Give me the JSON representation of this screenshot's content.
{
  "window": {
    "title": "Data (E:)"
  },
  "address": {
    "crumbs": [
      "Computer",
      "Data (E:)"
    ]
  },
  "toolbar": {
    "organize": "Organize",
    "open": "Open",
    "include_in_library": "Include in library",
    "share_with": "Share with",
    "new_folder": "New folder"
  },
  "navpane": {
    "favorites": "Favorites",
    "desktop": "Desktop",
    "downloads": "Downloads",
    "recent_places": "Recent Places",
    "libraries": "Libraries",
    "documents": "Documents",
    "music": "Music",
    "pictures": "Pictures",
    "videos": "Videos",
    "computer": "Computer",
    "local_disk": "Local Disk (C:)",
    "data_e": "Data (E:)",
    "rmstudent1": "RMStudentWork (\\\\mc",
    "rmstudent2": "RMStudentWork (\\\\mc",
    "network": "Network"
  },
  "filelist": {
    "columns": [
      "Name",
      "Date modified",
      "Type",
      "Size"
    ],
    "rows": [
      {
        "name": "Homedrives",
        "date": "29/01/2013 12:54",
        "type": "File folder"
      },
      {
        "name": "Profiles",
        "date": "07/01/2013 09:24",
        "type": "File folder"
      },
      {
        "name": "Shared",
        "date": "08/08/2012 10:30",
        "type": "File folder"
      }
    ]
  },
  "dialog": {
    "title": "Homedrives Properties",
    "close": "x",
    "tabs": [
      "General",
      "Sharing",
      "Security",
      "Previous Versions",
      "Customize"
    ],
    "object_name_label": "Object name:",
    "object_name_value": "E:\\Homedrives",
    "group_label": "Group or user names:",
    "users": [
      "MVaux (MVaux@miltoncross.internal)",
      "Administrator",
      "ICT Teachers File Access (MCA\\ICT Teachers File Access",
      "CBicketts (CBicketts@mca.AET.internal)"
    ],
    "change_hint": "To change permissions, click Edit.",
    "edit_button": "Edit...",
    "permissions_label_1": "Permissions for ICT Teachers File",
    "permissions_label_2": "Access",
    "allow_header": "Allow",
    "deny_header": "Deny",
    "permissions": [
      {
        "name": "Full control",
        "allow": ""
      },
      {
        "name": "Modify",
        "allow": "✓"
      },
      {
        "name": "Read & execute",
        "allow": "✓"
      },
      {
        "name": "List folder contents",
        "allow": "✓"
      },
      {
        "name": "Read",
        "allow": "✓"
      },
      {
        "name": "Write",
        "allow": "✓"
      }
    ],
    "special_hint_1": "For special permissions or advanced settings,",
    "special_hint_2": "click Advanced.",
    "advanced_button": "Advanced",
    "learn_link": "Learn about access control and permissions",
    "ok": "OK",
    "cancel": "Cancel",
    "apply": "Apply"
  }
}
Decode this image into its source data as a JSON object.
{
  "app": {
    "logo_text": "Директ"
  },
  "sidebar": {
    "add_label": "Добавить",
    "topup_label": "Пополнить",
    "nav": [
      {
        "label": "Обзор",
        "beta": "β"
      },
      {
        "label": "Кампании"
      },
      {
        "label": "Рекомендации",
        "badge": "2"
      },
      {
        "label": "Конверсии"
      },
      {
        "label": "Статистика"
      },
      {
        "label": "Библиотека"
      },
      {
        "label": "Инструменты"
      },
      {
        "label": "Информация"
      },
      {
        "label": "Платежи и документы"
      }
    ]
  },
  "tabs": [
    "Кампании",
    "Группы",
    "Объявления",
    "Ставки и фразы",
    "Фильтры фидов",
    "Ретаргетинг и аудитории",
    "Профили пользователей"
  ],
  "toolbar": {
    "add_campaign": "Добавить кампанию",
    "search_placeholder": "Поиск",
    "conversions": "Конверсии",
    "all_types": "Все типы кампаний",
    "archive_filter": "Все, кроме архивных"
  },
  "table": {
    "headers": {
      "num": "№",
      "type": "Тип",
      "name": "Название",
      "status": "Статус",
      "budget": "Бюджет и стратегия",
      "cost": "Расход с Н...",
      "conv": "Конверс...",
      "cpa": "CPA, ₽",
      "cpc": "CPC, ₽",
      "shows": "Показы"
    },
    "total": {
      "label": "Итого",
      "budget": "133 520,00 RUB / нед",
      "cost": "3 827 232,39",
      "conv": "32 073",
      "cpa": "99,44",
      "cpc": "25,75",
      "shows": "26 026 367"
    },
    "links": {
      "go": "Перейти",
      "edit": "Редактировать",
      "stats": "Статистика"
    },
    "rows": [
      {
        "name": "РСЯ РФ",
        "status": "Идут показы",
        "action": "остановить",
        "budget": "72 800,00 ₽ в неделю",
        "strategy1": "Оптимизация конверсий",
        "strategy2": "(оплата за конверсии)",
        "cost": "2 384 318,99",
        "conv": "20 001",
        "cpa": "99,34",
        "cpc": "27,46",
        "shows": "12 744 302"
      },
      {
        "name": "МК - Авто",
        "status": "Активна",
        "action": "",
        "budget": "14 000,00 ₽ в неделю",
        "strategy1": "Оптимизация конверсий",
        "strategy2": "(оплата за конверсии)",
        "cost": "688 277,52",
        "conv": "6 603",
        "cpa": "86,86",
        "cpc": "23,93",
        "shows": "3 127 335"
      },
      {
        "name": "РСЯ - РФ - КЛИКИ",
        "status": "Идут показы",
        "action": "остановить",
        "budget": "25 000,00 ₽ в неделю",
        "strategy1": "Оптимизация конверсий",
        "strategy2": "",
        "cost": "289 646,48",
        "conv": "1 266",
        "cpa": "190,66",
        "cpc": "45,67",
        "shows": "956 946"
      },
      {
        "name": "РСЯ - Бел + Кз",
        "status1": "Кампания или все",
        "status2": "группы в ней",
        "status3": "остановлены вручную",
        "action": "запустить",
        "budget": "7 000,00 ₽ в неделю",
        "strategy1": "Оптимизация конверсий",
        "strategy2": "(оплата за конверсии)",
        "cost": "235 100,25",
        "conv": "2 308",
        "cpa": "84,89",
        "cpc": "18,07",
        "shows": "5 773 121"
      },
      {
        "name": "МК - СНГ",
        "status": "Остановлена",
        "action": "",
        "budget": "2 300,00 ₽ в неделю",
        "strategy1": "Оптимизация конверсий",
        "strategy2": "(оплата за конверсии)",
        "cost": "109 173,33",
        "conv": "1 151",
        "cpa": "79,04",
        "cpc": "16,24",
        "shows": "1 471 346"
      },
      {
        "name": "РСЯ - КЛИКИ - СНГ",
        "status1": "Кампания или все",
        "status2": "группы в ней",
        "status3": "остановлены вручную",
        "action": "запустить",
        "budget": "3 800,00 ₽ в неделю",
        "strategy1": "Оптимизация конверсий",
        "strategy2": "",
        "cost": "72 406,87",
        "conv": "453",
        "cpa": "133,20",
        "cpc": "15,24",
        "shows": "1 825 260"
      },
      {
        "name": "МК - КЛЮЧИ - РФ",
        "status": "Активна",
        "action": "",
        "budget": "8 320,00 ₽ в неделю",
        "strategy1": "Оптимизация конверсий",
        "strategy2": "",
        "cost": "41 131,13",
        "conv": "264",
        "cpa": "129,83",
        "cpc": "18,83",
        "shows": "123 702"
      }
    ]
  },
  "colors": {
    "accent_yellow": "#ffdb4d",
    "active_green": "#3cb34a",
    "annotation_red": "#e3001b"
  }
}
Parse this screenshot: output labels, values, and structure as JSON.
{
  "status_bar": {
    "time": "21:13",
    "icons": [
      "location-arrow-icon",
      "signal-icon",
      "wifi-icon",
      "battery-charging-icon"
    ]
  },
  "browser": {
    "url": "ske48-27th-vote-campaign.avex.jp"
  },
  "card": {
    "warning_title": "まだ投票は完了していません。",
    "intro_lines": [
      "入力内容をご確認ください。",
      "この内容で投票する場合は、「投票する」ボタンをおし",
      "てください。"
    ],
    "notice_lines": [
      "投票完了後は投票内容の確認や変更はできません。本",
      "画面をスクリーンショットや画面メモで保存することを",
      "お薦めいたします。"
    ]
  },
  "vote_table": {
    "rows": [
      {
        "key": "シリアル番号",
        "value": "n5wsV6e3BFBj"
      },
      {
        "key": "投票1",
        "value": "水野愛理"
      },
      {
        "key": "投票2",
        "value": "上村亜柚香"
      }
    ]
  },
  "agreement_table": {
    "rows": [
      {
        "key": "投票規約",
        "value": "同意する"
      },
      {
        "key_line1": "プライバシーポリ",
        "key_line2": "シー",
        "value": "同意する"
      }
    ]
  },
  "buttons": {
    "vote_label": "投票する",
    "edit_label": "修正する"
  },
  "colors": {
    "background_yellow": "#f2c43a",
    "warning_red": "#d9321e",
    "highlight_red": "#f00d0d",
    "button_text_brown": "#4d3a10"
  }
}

• [Exercise brief]: Exactly repeat the lines from the line that contains "Parse this screenshot: output" to the end of the entries, both included, and leave out all other lines.

• [Solution below]:
Parse this screenshot: output labels, values, and structure as JSON.
{
  "status_bar": {
    "time": "21:13",
    "icons": [
      "location-arrow-icon",
      "signal-icon",
      "wifi-icon",
      "battery-charging-icon"
    ]
  },
  "browser": {
    "url": "ske48-27th-vote-campaign.avex.jp"
  },
  "card": {
    "warning_title": "まだ投票は完了していません。",
    "intro_lines": [
      "入力内容をご確認ください。",
      "この内容で投票する場合は、「投票する」ボタンをおし",
      "てください。"
    ],
    "notice_lines": [
      "投票完了後は投票内容の確認や変更はできません。本",
      "画面をスクリーンショットや画面メモで保存することを",
      "お薦めいたします。"
    ]
  },
  "vote_table": {
    "rows": [
      {
        "key": "シリアル番号",
        "value": "n5wsV6e3BFBj"
      },
      {
        "key": "投票1",
        "value": "水野愛理"
      },
      {
        "key": "投票2",
        "value": "上村亜柚香"
      }
    ]
  },
  "agreement_table": {
    "rows": [
      {
        "key": "投票規約",
        "value": "同意する"
      },
      {
        "key_line1": "プライバシーポリ",
        "key_line2": "シー",
        "value": "同意する"
      }
    ]
  },
  "buttons": {
    "vote_label": "投票する",
    "edit_label": "修正する"
  },
  "colors": {
    "background_yellow": "#f2c43a",
    "warning_red": "#d9321e",
    "highlight_red": "#f00d0d",
    "button_text_brown": "#4d3a10"
  }
}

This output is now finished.